- The exercise:
Transcribe the entries that follow exactly as they appear, minus pictures.

- Provided material:

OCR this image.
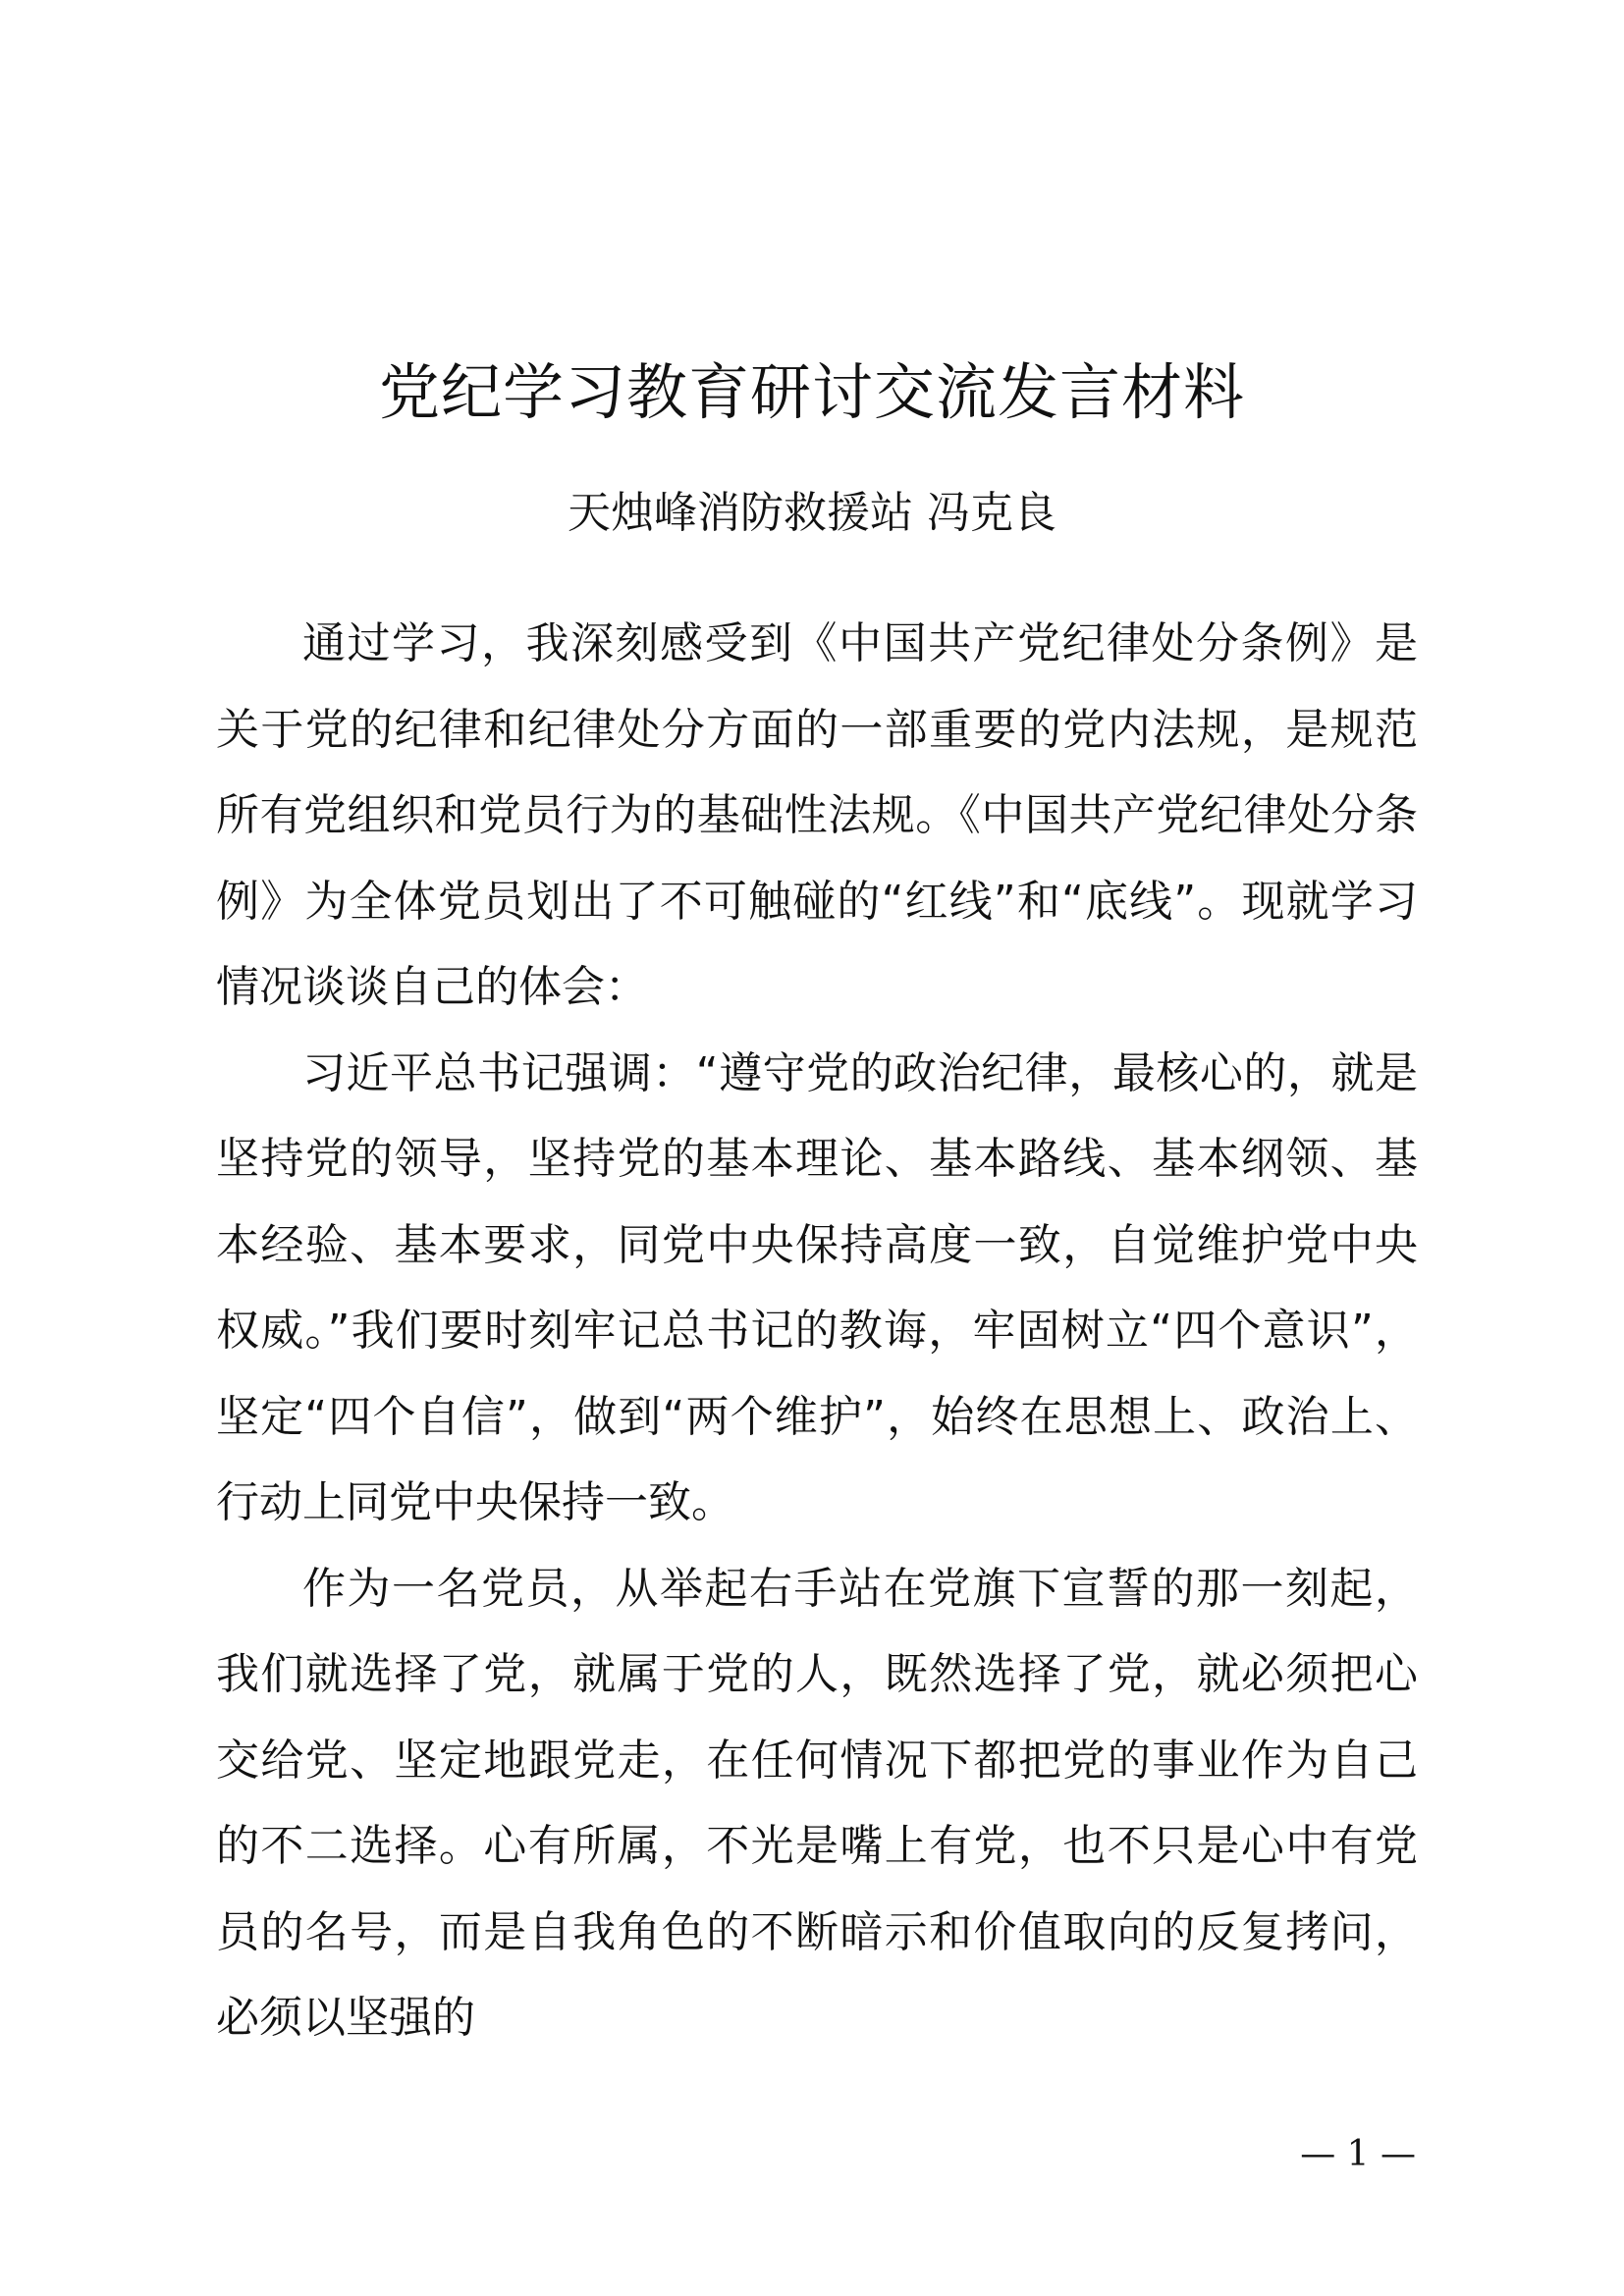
党纪学习教育研讨交流发言材料

天烛峰消防救援站 冯克良

通过学习，我深刻感受到《中国共产党纪律处分条例》是关于党的纪律和纪律处分方面的一部重要的党内法规，是规范所有党组织和党员行为的基础性法规。《中国共产党纪律处分条例》为全体党员划出了不可触碰的“红线”和“底线”。现就学习情况谈谈自己的体会：

习近平总书记强调：“遵守党的政治纪律，最核心的，就是坚持党的领导，坚持党的基本理论、基本路线、基本纲领、基本经验、基本要求，同党中央保持高度一致，自觉维护党中央权威。”我们要时刻牢记总书记的教诲，牢固树立“四个意识”，坚定“四个自信”，做到“两个维护”，始终在思想上、政治上、行动上同党中央保持一致。

作为一名党员，从举起右手站在党旗下宣誓的那一刻起，我们就选择了党，就属于党的人，既然选择了党，就必须把心交给党、坚定地跟党走，在任何情况下都把党的事业作为自己的不二选择。心有所属，不光是嘴上有党，也不只是心中有党员的名号，而是自我角色的不断暗示和价值取向的反复拷问，必须以坚强的

— 1 —
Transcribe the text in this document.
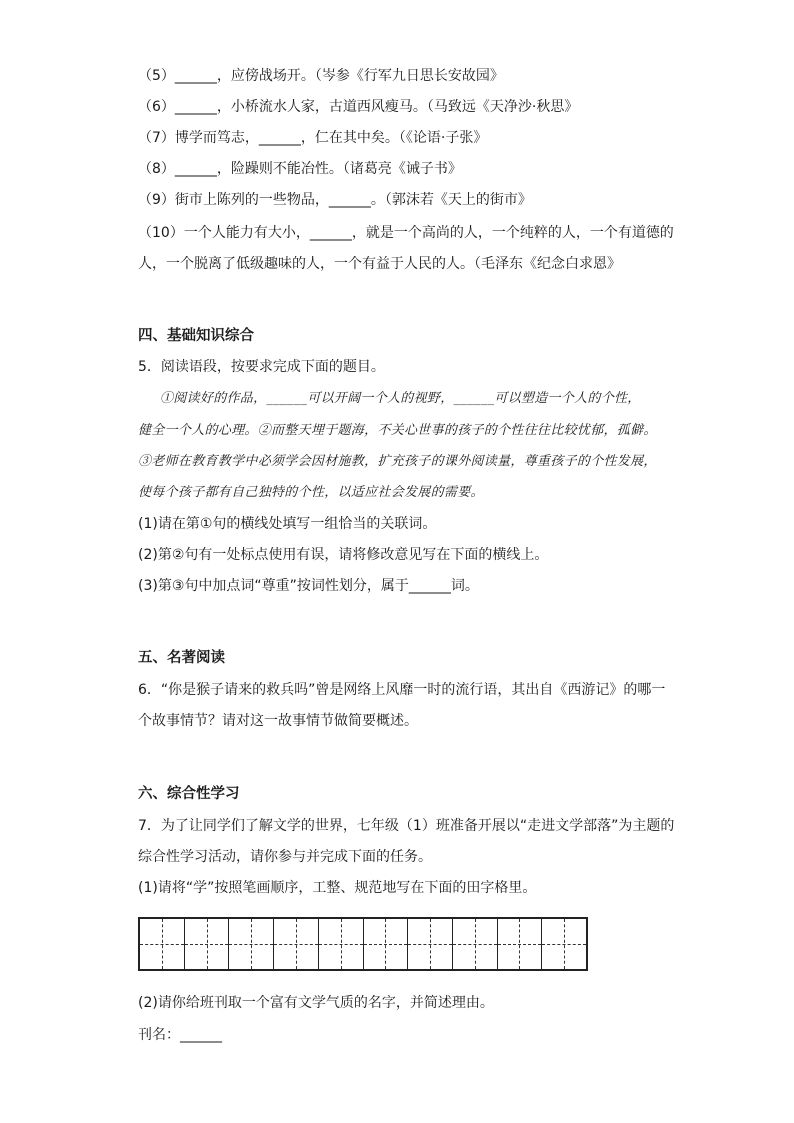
（5）______，应傍战场开。（岑参《行军九日思长安故园》
（6）______，小桥流水人家，古道西风瘦马。（马致远《天净沙·秋思》
（7）博学而笃志，______，仁在其中矣。（《论语·子张》
（8）______，险躁则不能冶性。（诸葛亮《诫子书》
（9）街市上陈列的一些物品，______。（郭沫若《天上的街市》
（10）一个人能力有大小，______，就是一个高尚的人，一个纯粹的人，一个有道德的
人，一个脱离了低级趣味的人，一个有益于人民的人。（毛泽东《纪念白求恩》
四、基础知识综合
5．阅读语段，按要求完成下面的题目。
①阅读好的作品，______可以开阔一个人的视野，______可以塑造一个人的个性，
健全一个人的心理。②而整天埋于题海，不关心世事的孩子的个性往往比较忧郁，孤僻。
③老师在教育教学中必须学会因材施教，扩充孩子的课外阅读量，尊重孩子的个性发展，
使每个孩子都有自己独特的个性，以适应社会发展的需要。
(1)请在第①句的横线处填写一组恰当的关联词。
(2)第②句有一处标点使用有误，请将修改意见写在下面的横线上。
(3)第③句中加点词“尊重”按词性划分，属于______词。
五、名著阅读
6．“你是猴子请来的救兵吗”曾是网络上风靡一时的流行语，其出自《西游记》的哪一
个故事情节？请对这一故事情节做简要概述。
六、综合性学习
7．为了让同学们了解文学的世界，七年级（1）班准备开展以“走进文学部落”为主题的
综合性学习活动，请你参与并完成下面的任务。
(1)请将“学”按照笔画顺序，工整、规范地写在下面的田字格里。
(2)请你给班刊取一个富有文学气质的名字，并简述理由。
刊名：______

- Exercise solution:
OCR this image.
党纪学习教育研讨交流发言材料

天烛峰消防救援站 冯克良

通过学习，我深刻感受到《中国共产党纪律处分条例》是关于党的纪律和纪律处分方面的一部重要的党内法规，是规范所有党组织和党员行为的基础性法规。《中国共产党纪律处分条例》为全体党员划出了不可触碰的“红线”和“底线”。现就学习情况谈谈自己的体会：

习近平总书记强调：“遵守党的政治纪律，最核心的，就是坚持党的领导，坚持党的基本理论、基本路线、基本纲领、基本经验、基本要求，同党中央保持高度一致，自觉维护党中央权威。”我们要时刻牢记总书记的教诲，牢固树立“四个意识”，坚定“四个自信”，做到“两个维护”，始终在思想上、政治上、行动上同党中央保持一致。

作为一名党员，从举起右手站在党旗下宣誓的那一刻起，我们就选择了党，就属于党的人，既然选择了党，就必须把心交给党、坚定地跟党走，在任何情况下都把党的事业作为自己的不二选择。心有所属，不光是嘴上有党，也不只是心中有党员的名号，而是自我角色的不断暗示和价值取向的反复拷问，必须以坚强的

— 1 —
Transcribe the text in this document.
（5）______，应傍战场开。（岑参《行军九日思长安故园》
（6）______，小桥流水人家，古道西风瘦马。（马致远《天净沙·秋思》
（7）博学而笃志，______，仁在其中矣。（《论语·子张》
（8）______，险躁则不能冶性。（诸葛亮《诫子书》
（9）街市上陈列的一些物品，______。（郭沫若《天上的街市》
（10）一个人能力有大小，______，就是一个高尚的人，一个纯粹的人，一个有道德的
人，一个脱离了低级趣味的人，一个有益于人民的人。（毛泽东《纪念白求恩》
四、基础知识综合
5．阅读语段，按要求完成下面的题目。
①阅读好的作品，______可以开阔一个人的视野，______可以塑造一个人的个性，
健全一个人的心理。②而整天埋于题海，不关心世事的孩子的个性往往比较忧郁，孤僻。
③老师在教育教学中必须学会因材施教，扩充孩子的课外阅读量，尊重孩子的个性发展，
使每个孩子都有自己独特的个性，以适应社会发展的需要。
(1)请在第①句的横线处填写一组恰当的关联词。
(2)第②句有一处标点使用有误，请将修改意见写在下面的横线上。
(3)第③句中加点词“尊重”按词性划分，属于______词。
五、名著阅读
6．“你是猴子请来的救兵吗”曾是网络上风靡一时的流行语，其出自《西游记》的哪一
个故事情节？请对这一故事情节做简要概述。
六、综合性学习
7．为了让同学们了解文学的世界，七年级（1）班准备开展以“走进文学部落”为主题的
综合性学习活动，请你参与并完成下面的任务。
(1)请将“学”按照笔画顺序，工整、规范地写在下面的田字格里。
(2)请你给班刊取一个富有文学气质的名字，并简述理由。
刊名：______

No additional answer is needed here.